=== SET PROBLEM ===
Select and copy out every line in the records containing "обеспечения".

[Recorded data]
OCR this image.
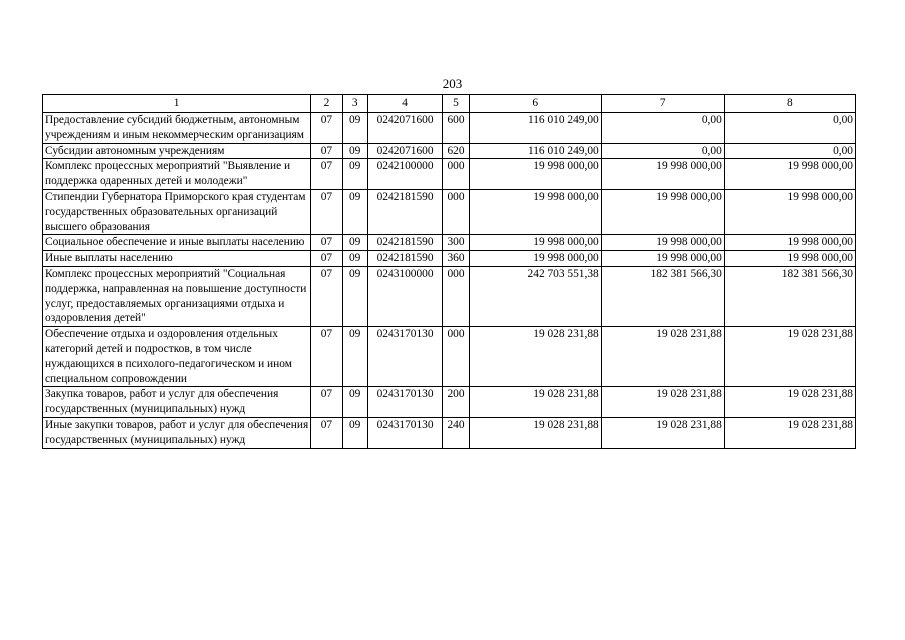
203
1	2	3	4	5	6	7	8
Предоставление субсидий бюджетным, автономным учреждениям и иным некоммерческим организациям	07	09	0242071600	600	116 010 249,00	0,00	0,00
Субсидии автономным учреждениям	07	09	0242071600	620	116 010 249,00	0,00	0,00
Комплекс процессных мероприятий "Выявление и поддержка одаренных детей и молодежи"	07	09	0242100000	000	19 998 000,00	19 998 000,00	19 998 000,00
Стипендии Губернатора Приморского края студентам государственных образовательных организаций высшего образования	07	09	0242181590	000	19 998 000,00	19 998 000,00	19 998 000,00
Социальное обеспечение и иные выплаты населению	07	09	0242181590	300	19 998 000,00	19 998 000,00	19 998 000,00
Иные выплаты населению	07	09	0242181590	360	19 998 000,00	19 998 000,00	19 998 000,00
Комплекс процессных мероприятий "Социальная поддержка, направленная на повышение доступности услуг, предоставляемых организациями отдыха и оздоровления детей"	07	09	0243100000	000	242 703 551,38	182 381 566,30	182 381 566,30
Обеспечение отдыха и оздоровления отдельных категорий детей и подростков, в том числе нуждающихся в психолого-педагогическом и ином специальном сопровождении	07	09	0243170130	000	19 028 231,88	19 028 231,88	19 028 231,88
Закупка товаров, работ и услуг для обеспечения государственных (муниципальных) нужд	07	09	0243170130	200	19 028 231,88	19 028 231,88	19 028 231,88
Иные закупки товаров, работ и услуг для обеспечения государственных (муниципальных) нужд	07	09	0243170130	240	19 028 231,88	19 028 231,88	19 028 231,88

=== SOLUTION BELOW ===
Закупка товаров, работ и услуг для обеспечения государственных (муниципальных) нужд	07	09	0243170130	200	19 028 231,88	19 028 231,88	19 028 231,88
Иные закупки товаров, работ и услуг для обеспечения государственных (муниципальных) нужд	07	09	0243170130	240	19 028 231,88	19 028 231,88	19 028 231,88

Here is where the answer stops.